**WORK TO BE COMPLETED**
Below is a listing; reproduce each line of it exactly.

>>>>

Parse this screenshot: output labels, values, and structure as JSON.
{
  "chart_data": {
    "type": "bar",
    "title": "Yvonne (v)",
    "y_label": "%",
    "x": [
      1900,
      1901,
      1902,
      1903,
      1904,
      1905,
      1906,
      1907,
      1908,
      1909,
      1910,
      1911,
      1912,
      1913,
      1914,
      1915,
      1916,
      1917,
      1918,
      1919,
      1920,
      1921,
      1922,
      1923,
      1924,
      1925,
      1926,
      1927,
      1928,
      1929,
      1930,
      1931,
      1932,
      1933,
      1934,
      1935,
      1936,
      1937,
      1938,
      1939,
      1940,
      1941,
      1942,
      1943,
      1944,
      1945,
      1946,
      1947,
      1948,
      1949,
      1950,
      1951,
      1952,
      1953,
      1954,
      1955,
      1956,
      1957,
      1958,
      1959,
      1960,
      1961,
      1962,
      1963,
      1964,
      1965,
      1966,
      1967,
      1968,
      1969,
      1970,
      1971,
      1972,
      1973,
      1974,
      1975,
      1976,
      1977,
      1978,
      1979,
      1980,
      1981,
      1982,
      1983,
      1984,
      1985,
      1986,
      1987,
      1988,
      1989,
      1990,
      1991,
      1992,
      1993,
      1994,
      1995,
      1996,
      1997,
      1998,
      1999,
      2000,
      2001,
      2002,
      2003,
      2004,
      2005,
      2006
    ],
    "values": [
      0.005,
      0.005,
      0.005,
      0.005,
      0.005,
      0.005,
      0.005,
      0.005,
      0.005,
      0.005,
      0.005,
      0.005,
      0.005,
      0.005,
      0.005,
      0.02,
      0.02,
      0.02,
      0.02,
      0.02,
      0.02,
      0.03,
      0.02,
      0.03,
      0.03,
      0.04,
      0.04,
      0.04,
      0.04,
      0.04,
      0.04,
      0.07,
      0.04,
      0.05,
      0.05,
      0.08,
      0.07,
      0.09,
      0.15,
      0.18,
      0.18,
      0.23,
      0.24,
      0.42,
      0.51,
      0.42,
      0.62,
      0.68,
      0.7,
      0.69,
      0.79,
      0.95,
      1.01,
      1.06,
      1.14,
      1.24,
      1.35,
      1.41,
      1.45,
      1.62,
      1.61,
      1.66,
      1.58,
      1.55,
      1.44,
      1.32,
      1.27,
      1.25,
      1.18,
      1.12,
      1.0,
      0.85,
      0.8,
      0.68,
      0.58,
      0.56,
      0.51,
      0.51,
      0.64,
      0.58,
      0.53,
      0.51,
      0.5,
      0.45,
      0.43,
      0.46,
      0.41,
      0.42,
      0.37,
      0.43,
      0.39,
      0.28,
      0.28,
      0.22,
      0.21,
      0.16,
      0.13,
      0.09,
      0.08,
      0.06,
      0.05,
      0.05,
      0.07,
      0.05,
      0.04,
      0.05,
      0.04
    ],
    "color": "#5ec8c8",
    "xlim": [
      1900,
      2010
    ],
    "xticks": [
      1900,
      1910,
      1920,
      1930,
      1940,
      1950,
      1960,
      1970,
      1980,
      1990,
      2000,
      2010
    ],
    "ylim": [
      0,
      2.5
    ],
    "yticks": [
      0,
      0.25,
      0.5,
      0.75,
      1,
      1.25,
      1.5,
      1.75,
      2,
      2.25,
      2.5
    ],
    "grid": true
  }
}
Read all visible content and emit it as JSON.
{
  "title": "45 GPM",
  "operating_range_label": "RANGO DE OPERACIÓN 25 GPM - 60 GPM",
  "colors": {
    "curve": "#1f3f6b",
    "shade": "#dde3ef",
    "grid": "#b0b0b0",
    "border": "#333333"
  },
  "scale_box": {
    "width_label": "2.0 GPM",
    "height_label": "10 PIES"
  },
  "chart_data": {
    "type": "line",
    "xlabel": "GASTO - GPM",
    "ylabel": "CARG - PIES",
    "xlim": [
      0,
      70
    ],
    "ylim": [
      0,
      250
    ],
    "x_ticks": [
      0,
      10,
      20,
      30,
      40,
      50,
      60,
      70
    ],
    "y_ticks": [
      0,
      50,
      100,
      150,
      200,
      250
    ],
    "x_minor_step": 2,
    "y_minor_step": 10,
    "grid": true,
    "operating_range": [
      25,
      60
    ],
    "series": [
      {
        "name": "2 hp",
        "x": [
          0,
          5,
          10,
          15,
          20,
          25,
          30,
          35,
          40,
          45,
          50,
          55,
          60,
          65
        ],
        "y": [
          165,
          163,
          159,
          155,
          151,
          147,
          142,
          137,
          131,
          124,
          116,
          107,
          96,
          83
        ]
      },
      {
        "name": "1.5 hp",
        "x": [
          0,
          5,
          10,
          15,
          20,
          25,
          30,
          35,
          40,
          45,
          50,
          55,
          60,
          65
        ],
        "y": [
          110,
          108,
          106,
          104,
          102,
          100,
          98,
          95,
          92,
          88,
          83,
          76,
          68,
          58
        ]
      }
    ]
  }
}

<<<<

**PROBLEM SOLUTION**
Parse this screenshot: output labels, values, and structure as JSON.
{
  "chart_data": {
    "type": "bar",
    "title": "Yvonne (v)",
    "y_label": "%",
    "x": [
      1900,
      1901,
      1902,
      1903,
      1904,
      1905,
      1906,
      1907,
      1908,
      1909,
      1910,
      1911,
      1912,
      1913,
      1914,
      1915,
      1916,
      1917,
      1918,
      1919,
      1920,
      1921,
      1922,
      1923,
      1924,
      1925,
      1926,
      1927,
      1928,
      1929,
      1930,
      1931,
      1932,
      1933,
      1934,
      1935,
      1936,
      1937,
      1938,
      1939,
      1940,
      1941,
      1942,
      1943,
      1944,
      1945,
      1946,
      1947,
      1948,
      1949,
      1950,
      1951,
      1952,
      1953,
      1954,
      1955,
      1956,
      1957,
      1958,
      1959,
      1960,
      1961,
      1962,
      1963,
      1964,
      1965,
      1966,
      1967,
      1968,
      1969,
      1970,
      1971,
      1972,
      1973,
      1974,
      1975,
      1976,
      1977,
      1978,
      1979,
      1980,
      1981,
      1982,
      1983,
      1984,
      1985,
      1986,
      1987,
      1988,
      1989,
      1990,
      1991,
      1992,
      1993,
      1994,
      1995,
      1996,
      1997,
      1998,
      1999,
      2000,
      2001,
      2002,
      2003,
      2004,
      2005,
      2006
    ],
    "values": [
      0.005,
      0.005,
      0.005,
      0.005,
      0.005,
      0.005,
      0.005,
      0.005,
      0.005,
      0.005,
      0.005,
      0.005,
      0.005,
      0.005,
      0.005,
      0.02,
      0.02,
      0.02,
      0.02,
      0.02,
      0.02,
      0.03,
      0.02,
      0.03,
      0.03,
      0.04,
      0.04,
      0.04,
      0.04,
      0.04,
      0.04,
      0.07,
      0.04,
      0.05,
      0.05,
      0.08,
      0.07,
      0.09,
      0.15,
      0.18,
      0.18,
      0.23,
      0.24,
      0.42,
      0.51,
      0.42,
      0.62,
      0.68,
      0.7,
      0.69,
      0.79,
      0.95,
      1.01,
      1.06,
      1.14,
      1.24,
      1.35,
      1.41,
      1.45,
      1.62,
      1.61,
      1.66,
      1.58,
      1.55,
      1.44,
      1.32,
      1.27,
      1.25,
      1.18,
      1.12,
      1.0,
      0.85,
      0.8,
      0.68,
      0.58,
      0.56,
      0.51,
      0.51,
      0.64,
      0.58,
      0.53,
      0.51,
      0.5,
      0.45,
      0.43,
      0.46,
      0.41,
      0.42,
      0.37,
      0.43,
      0.39,
      0.28,
      0.28,
      0.22,
      0.21,
      0.16,
      0.13,
      0.09,
      0.08,
      0.06,
      0.05,
      0.05,
      0.07,
      0.05,
      0.04,
      0.05,
      0.04
    ],
    "color": "#5ec8c8",
    "xlim": [
      1900,
      2010
    ],
    "xticks": [
      1900,
      1910,
      1920,
      1930,
      1940,
      1950,
      1960,
      1970,
      1980,
      1990,
      2000,
      2010
    ],
    "ylim": [
      0,
      2.5
    ],
    "yticks": [
      0,
      0.25,
      0.5,
      0.75,
      1,
      1.25,
      1.5,
      1.75,
      2,
      2.25,
      2.5
    ],
    "grid": true
  }
}
Read all visible content and emit it as JSON.
{
  "title": "45 GPM",
  "operating_range_label": "RANGO DE OPERACIÓN 25 GPM - 60 GPM",
  "colors": {
    "curve": "#1f3f6b",
    "shade": "#dde3ef",
    "grid": "#b0b0b0",
    "border": "#333333"
  },
  "scale_box": {
    "width_label": "2.0 GPM",
    "height_label": "10 PIES"
  },
  "chart_data": {
    "type": "line",
    "xlabel": "GASTO - GPM",
    "ylabel": "CARG - PIES",
    "xlim": [
      0,
      70
    ],
    "ylim": [
      0,
      250
    ],
    "x_ticks": [
      0,
      10,
      20,
      30,
      40,
      50,
      60,
      70
    ],
    "y_ticks": [
      0,
      50,
      100,
      150,
      200,
      250
    ],
    "x_minor_step": 2,
    "y_minor_step": 10,
    "grid": true,
    "operating_range": [
      25,
      60
    ],
    "series": [
      {
        "name": "2 hp",
        "x": [
          0,
          5,
          10,
          15,
          20,
          25,
          30,
          35,
          40,
          45,
          50,
          55,
          60,
          65
        ],
        "y": [
          165,
          163,
          159,
          155,
          151,
          147,
          142,
          137,
          131,
          124,
          116,
          107,
          96,
          83
        ]
      },
      {
        "name": "1.5 hp",
        "x": [
          0,
          5,
          10,
          15,
          20,
          25,
          30,
          35,
          40,
          45,
          50,
          55,
          60,
          65
        ],
        "y": [
          110,
          108,
          106,
          104,
          102,
          100,
          98,
          95,
          92,
          88,
          83,
          76,
          68,
          58
        ]
      }
    ]
  }
}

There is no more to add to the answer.